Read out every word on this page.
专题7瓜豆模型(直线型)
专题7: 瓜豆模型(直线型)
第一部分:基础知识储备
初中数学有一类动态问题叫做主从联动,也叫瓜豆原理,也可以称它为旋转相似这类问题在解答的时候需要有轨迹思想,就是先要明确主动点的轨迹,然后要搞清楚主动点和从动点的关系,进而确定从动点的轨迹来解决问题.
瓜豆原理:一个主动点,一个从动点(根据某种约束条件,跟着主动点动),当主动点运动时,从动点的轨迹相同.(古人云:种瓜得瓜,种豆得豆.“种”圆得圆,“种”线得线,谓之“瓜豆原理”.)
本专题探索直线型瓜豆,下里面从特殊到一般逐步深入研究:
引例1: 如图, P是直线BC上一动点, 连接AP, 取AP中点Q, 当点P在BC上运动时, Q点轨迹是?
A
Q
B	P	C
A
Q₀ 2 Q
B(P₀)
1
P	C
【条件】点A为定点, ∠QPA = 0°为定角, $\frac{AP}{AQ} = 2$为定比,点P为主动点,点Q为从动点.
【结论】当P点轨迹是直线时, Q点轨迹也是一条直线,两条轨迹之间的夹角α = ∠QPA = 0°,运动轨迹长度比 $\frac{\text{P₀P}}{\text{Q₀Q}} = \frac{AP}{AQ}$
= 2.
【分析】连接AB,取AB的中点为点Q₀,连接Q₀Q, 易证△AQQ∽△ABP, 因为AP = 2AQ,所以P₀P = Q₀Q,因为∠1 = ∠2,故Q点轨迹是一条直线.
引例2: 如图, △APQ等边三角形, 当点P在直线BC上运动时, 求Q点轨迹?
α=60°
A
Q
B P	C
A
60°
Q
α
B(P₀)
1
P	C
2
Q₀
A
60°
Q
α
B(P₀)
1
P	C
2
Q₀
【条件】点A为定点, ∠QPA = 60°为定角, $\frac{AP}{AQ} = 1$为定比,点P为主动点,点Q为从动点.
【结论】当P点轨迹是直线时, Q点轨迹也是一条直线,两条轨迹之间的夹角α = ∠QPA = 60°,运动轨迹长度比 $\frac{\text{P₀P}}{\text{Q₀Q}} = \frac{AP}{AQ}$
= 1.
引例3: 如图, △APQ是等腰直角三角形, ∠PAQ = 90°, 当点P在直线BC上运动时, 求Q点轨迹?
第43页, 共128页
■ ■ ■ ■
■ Exercise directions ■
Please copy out each record, character for character.

■ Solution for this problem ■
Read out every word on this page.
专题7瓜豆模型(直线型)
专题7: 瓜豆模型(直线型)
第一部分:基础知识储备
初中数学有一类动态问题叫做主从联动,也叫瓜豆原理,也可以称它为旋转相似这类问题在解答的时候需要有轨迹思想,就是先要明确主动点的轨迹,然后要搞清楚主动点和从动点的关系,进而确定从动点的轨迹来解决问题.
瓜豆原理:一个主动点,一个从动点(根据某种约束条件,跟着主动点动),当主动点运动时,从动点的轨迹相同.(古人云:种瓜得瓜,种豆得豆.“种”圆得圆,“种”线得线,谓之“瓜豆原理”.)
本专题探索直线型瓜豆,下里面从特殊到一般逐步深入研究:
引例1: 如图, P是直线BC上一动点, 连接AP, 取AP中点Q, 当点P在BC上运动时, Q点轨迹是?
A
Q
B	P	C
A
Q₀ 2 Q
B(P₀)
1
P	C
【条件】点A为定点, ∠QPA = 0°为定角, $\frac{AP}{AQ} = 2$为定比,点P为主动点,点Q为从动点.
【结论】当P点轨迹是直线时, Q点轨迹也是一条直线,两条轨迹之间的夹角α = ∠QPA = 0°,运动轨迹长度比 $\frac{\text{P₀P}}{\text{Q₀Q}} = \frac{AP}{AQ}$
= 2.
【分析】连接AB,取AB的中点为点Q₀,连接Q₀Q, 易证△AQQ∽△ABP, 因为AP = 2AQ,所以P₀P = Q₀Q,因为∠1 = ∠2,故Q点轨迹是一条直线.
引例2: 如图, △APQ等边三角形, 当点P在直线BC上运动时, 求Q点轨迹?
α=60°
A
Q
B P	C
A
60°
Q
α
B(P₀)
1
P	C
2
Q₀
A
60°
Q
α
B(P₀)
1
P	C
2
Q₀
【条件】点A为定点, ∠QPA = 60°为定角, $\frac{AP}{AQ} = 1$为定比,点P为主动点,点Q为从动点.
【结论】当P点轨迹是直线时, Q点轨迹也是一条直线,两条轨迹之间的夹角α = ∠QPA = 60°,运动轨迹长度比 $\frac{\text{P₀P}}{\text{Q₀Q}} = \frac{AP}{AQ}$
= 1.
引例3: 如图, △APQ是等腰直角三角形, ∠PAQ = 90°, 当点P在直线BC上运动时, 求Q点轨迹?
第43页, 共128页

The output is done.